→ Page:
+--

Dracula
7.7
Dracula

livre de Bram Stoker (1897)

Un ballon de baudruche de vanité littéraire qui se dégonfle bien vite

L'intrigue ,c'est comme la culture, moins y en a plus on l'étale.
Je ne pouvais qu'être enthousiasmé à l'idée d'enfin lire l'origine du mythe moderne du vampire, omniprésent à notre époque au cinéma et dans la littérature.
Un de mes films favoris: le sublime et incroyable "Bal des vampires" qui n'a pas pris une ride s'en était visiblement inspiré et nous y reviendrons plus tard.
De plus, j'apprends peu avant de l'entamer que le génial Oscar Wilde en faisait l'éloge : autant dire que les augures semblaient plus que favorables.


Eh bien arrivé au terme de ce petit pavé de 500 pages je suis non seulement déçu mais consterné devant ce navet colossal. Oscar, je me demande encore ce que tu as pu trouvé à tant de fadeur...

+--

→ Objectif A:
Recopiez la critique de Dracula à partir des mots « Je ne pouvais » jusqu'à « dans la littérature. » inclus, en renommant « cinéma » en « théâtre ».
→ Objectif B:
Donnez la suite de la critique de Dracula après sa dernière phrase, s'il vous plaît.

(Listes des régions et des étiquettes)

+--

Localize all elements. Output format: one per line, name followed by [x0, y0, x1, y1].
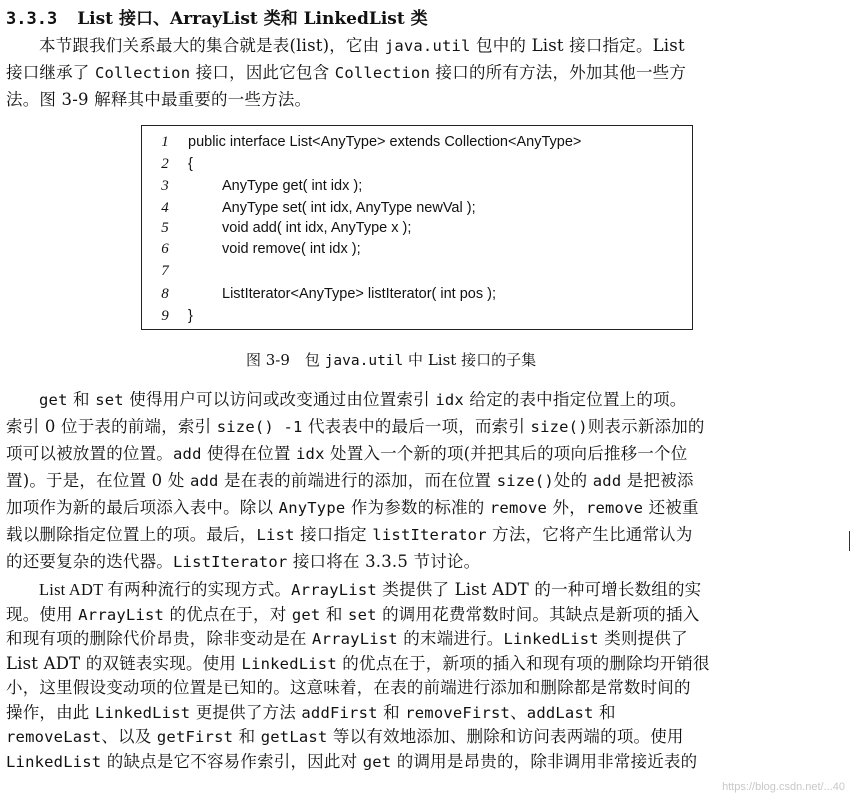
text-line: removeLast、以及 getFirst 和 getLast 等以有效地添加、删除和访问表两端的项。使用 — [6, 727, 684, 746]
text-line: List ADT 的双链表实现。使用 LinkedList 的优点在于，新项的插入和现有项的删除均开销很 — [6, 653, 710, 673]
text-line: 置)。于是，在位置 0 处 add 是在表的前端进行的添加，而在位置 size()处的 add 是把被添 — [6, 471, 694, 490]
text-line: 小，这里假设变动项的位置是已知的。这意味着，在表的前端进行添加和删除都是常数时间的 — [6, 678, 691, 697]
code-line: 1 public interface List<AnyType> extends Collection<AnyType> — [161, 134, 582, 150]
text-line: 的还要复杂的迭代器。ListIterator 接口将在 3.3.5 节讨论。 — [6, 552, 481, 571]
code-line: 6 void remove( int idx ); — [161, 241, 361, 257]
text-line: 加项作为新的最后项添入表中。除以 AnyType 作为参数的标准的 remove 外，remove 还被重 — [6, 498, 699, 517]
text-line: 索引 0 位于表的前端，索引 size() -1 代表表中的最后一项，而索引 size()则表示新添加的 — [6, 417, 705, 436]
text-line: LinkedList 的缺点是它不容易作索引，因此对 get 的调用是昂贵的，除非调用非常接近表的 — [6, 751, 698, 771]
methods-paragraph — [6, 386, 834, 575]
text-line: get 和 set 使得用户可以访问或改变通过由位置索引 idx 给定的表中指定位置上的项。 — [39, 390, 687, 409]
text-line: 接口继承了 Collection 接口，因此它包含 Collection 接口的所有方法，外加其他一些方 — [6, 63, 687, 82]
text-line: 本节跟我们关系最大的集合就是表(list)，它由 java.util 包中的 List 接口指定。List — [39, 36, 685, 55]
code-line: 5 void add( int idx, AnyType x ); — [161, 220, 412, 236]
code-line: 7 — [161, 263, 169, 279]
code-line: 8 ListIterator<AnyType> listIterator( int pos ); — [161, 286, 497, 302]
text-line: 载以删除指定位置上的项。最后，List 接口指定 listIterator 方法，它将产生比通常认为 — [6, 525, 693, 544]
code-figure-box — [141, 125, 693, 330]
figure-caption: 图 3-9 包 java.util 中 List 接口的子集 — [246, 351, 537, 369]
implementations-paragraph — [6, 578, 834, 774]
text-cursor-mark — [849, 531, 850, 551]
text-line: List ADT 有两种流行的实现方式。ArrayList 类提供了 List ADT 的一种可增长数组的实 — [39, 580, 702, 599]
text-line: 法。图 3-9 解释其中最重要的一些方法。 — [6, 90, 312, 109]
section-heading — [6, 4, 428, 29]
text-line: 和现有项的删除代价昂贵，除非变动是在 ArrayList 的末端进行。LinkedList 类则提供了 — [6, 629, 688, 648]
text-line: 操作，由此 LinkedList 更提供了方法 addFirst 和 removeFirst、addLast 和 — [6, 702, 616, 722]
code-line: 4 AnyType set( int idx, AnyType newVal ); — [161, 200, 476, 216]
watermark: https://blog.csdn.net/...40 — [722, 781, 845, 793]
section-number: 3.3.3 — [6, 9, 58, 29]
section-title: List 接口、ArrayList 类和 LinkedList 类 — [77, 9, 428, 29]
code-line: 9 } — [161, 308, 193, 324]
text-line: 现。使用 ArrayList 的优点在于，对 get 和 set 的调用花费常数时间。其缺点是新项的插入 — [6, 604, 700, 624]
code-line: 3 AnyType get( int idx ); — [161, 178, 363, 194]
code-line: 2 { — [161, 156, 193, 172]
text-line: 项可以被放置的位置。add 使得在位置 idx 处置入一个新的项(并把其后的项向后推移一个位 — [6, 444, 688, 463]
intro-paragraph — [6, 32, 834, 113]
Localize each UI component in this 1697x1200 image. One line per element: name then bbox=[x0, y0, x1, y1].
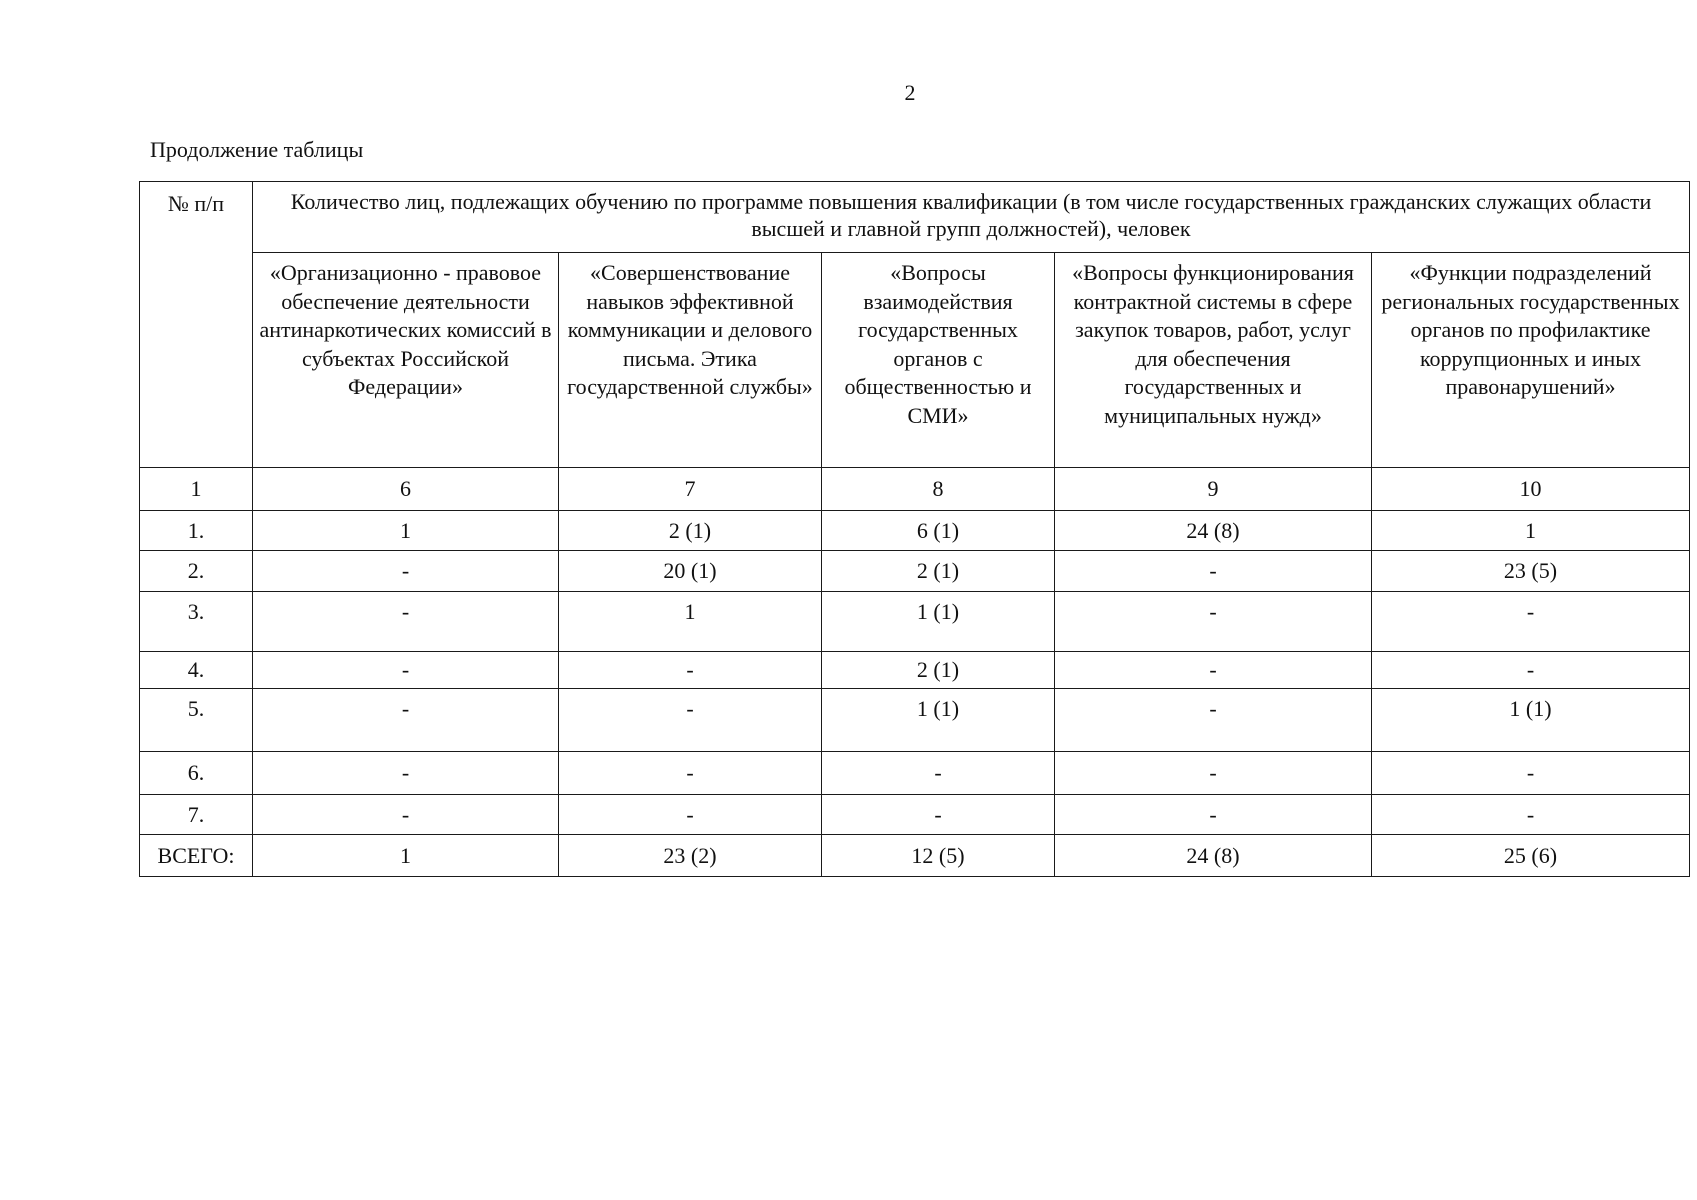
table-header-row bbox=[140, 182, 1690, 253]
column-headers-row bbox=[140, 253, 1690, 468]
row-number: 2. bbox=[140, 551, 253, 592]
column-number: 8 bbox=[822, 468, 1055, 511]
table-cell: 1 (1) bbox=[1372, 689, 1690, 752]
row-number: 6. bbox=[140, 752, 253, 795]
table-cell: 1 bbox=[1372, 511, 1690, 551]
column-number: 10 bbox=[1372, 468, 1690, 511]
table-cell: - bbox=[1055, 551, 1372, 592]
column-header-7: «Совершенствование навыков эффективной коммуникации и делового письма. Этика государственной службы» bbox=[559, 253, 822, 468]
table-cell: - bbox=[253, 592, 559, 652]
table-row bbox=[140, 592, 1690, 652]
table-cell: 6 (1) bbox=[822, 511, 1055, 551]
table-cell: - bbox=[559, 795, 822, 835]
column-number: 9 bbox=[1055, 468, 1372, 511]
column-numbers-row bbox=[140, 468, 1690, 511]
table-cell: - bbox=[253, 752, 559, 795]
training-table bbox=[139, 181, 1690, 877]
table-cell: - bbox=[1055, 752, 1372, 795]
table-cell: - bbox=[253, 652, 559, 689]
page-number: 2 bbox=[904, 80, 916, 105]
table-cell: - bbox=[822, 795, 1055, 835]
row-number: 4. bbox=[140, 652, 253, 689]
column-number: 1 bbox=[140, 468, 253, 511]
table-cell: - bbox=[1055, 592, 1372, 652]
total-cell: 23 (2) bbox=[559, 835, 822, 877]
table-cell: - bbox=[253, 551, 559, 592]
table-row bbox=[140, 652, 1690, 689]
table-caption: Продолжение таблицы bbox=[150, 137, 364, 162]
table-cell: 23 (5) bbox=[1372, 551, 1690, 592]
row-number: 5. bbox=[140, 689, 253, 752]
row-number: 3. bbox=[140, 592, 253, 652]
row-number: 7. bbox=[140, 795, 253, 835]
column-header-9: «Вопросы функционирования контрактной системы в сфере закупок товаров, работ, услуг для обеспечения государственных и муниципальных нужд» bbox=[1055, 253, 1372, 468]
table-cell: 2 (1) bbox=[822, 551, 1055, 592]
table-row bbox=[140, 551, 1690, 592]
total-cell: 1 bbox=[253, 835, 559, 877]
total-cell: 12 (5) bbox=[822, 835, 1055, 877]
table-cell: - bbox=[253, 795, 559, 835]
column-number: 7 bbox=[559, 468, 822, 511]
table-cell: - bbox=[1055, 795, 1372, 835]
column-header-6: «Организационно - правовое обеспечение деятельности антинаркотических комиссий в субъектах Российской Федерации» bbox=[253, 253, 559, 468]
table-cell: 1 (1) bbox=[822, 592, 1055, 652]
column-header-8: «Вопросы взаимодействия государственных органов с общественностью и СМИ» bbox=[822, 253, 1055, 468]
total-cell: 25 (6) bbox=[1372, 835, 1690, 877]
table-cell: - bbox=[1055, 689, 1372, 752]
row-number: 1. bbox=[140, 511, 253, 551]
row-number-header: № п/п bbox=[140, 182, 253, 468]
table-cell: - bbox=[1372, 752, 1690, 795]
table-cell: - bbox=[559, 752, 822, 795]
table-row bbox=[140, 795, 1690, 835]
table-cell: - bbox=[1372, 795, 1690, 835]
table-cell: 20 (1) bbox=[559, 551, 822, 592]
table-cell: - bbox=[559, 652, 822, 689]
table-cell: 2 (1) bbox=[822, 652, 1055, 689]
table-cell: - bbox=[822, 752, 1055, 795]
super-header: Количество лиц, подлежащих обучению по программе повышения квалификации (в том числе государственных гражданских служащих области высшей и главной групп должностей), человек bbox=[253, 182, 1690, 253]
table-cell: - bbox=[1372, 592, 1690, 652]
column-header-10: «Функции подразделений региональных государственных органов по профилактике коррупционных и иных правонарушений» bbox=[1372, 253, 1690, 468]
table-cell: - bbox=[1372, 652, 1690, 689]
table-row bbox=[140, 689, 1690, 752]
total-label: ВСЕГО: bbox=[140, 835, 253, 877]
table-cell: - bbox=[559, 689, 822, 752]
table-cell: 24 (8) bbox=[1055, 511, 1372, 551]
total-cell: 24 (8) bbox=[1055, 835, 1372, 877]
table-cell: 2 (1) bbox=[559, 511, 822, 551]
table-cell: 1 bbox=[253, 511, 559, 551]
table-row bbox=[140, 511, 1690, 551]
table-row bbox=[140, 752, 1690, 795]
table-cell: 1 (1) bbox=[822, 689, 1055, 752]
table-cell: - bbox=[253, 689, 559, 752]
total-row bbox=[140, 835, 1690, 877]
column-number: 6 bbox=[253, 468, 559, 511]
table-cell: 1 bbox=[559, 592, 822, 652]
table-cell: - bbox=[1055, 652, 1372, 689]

+--

→ Réponse rédigée A:
Je ne pouvais qu'être enthousiasmé à l'idée d'enfin lire l'origine du mythe moderne du vampire, omniprésent à notre époque au théâtre et dans la littérature.

→ Réponse rédigée B:
Pourtant, tout avait bien commencé avec ces cent premières pages dans lesquelles on suit le notaire Jonhatan Harker dans son voyage d'affaire à travers l'Allemagne jusqu'en Transylvanie ou il est en proie à des expériences de plus en plus inquiétantes et ou il fait la connaissance du fameux comte de Dracula.
On est alors face à du gothique de qualité: efficace quoique parfois un peu facile. Les descriptions de la nature sauvage des Carpathes nous immergent de belle façon dans le contexte.
Cependant, le personnage du comte sera vite délaissé et manquera jusqu'au bout d'un certain relief qu'on était en droit d'attendre; il est relégué à l'arrière plan tandis qu'on aura droit à partir de ce moment à tous les états d'âme de la "gentry" (haute société ) de Londres.


Un des gros défauts de l'auteur est son incapacité à laisser s'exprimer ses personnages de façon naturelle et personnelle. On sent presque toujours sa voix et sa pensée derrière , ce qui va entraîner une distanciation vis à vis de l'histoire.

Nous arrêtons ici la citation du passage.